■ **WHAT TO DO**
Pick out every line of the entries below where "total" occurs, and copy those lines.

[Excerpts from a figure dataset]
>> BEGIN

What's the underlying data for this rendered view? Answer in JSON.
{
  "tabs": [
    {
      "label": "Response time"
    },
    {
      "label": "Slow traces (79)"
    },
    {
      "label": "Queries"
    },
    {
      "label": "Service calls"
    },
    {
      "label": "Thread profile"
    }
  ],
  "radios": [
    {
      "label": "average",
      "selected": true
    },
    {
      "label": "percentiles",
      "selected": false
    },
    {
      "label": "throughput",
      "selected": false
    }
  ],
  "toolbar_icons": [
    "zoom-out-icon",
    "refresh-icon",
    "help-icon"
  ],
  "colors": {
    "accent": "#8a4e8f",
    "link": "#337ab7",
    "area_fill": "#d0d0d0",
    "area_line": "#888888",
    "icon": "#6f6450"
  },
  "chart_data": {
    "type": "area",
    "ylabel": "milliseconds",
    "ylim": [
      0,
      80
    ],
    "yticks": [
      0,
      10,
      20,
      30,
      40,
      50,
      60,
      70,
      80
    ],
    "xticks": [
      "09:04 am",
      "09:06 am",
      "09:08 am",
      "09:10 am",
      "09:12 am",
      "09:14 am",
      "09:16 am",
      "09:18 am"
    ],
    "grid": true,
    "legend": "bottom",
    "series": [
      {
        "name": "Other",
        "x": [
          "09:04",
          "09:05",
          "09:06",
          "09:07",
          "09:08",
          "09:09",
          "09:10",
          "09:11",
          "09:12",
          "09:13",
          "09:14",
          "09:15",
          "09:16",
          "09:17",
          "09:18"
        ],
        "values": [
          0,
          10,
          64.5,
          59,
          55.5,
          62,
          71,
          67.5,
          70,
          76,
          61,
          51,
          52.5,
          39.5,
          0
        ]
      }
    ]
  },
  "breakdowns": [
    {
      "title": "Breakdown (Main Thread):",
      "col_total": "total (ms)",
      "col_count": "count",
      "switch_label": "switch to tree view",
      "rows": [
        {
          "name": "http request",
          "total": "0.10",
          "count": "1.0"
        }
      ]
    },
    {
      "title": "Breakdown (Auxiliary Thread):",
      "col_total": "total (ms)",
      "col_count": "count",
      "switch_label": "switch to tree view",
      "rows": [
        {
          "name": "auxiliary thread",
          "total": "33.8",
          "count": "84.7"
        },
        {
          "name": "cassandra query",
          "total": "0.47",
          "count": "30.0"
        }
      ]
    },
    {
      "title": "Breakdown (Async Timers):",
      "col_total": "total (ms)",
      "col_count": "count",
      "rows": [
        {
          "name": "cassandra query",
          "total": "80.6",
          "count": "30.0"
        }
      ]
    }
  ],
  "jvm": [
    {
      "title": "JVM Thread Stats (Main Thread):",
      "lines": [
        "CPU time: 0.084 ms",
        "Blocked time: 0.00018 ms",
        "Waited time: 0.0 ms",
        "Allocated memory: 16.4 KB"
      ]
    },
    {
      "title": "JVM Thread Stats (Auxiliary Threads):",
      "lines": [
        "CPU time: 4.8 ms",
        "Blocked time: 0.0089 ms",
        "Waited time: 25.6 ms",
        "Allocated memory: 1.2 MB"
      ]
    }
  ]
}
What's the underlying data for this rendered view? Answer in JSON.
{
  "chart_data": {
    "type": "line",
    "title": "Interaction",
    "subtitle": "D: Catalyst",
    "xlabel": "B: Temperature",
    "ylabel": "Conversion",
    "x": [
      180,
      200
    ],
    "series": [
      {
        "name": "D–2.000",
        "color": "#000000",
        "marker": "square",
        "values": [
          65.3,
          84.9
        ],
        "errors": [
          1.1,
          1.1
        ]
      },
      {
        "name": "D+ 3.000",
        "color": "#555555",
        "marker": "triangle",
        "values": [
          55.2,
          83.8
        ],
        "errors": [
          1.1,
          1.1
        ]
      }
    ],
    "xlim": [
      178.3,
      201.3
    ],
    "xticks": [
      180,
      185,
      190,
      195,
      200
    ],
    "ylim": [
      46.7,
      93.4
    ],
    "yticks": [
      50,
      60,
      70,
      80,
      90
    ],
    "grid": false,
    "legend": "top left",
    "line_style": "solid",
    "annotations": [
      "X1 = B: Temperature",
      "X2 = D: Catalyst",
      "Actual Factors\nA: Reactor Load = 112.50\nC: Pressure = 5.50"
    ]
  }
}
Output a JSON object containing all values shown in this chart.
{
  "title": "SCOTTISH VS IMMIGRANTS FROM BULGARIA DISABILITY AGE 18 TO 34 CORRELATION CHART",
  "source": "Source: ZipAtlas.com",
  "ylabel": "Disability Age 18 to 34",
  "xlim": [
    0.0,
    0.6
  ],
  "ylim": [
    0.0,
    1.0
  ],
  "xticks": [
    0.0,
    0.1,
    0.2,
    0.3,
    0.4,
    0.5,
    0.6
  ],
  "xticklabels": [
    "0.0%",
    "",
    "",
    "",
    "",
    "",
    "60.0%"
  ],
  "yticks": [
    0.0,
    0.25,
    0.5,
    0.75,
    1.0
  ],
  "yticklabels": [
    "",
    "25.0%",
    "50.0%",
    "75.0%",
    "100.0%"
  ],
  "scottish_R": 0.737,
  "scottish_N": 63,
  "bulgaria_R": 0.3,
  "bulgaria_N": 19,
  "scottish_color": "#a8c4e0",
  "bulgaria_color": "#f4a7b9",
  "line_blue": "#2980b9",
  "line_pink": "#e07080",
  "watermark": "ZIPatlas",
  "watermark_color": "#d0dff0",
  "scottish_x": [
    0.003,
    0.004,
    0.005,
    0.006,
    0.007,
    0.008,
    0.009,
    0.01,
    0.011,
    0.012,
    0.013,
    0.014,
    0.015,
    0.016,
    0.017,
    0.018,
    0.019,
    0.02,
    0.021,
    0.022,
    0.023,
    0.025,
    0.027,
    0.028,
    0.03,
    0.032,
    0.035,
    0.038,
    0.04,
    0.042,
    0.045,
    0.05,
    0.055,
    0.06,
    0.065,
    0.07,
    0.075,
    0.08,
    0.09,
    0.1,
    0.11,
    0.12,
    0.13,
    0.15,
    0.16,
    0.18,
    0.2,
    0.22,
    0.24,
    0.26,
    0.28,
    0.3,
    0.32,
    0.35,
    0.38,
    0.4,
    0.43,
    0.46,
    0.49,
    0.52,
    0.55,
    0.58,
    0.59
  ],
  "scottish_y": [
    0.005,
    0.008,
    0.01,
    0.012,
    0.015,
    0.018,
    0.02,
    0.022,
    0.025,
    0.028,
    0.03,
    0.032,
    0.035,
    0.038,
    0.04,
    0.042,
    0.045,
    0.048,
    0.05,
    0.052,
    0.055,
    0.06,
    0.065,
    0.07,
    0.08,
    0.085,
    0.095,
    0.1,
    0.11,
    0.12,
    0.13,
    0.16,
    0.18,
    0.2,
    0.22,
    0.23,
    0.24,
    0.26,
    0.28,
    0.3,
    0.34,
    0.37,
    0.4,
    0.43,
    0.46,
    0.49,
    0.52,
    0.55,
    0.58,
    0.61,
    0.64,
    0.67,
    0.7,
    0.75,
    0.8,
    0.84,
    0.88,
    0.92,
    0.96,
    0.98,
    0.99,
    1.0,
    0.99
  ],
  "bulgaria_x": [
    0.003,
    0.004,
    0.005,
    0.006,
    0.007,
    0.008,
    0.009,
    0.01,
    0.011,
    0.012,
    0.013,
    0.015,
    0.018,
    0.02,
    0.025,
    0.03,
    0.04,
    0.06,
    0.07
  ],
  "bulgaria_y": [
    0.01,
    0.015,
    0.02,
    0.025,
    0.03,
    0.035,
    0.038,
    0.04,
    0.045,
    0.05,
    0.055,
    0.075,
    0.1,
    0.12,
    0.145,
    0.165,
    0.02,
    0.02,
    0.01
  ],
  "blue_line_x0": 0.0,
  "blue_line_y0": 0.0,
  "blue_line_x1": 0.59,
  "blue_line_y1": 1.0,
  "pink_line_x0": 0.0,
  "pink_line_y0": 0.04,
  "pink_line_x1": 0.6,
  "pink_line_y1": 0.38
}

>> END

■ **COMPLETED TASK**
      "col_total": "total (ms)",
          "total": "0.10",
      "col_total": "total (ms)",
          "total": "33.8",
          "total": "0.47",
      "col_total": "total (ms)",
          "total": "80.6",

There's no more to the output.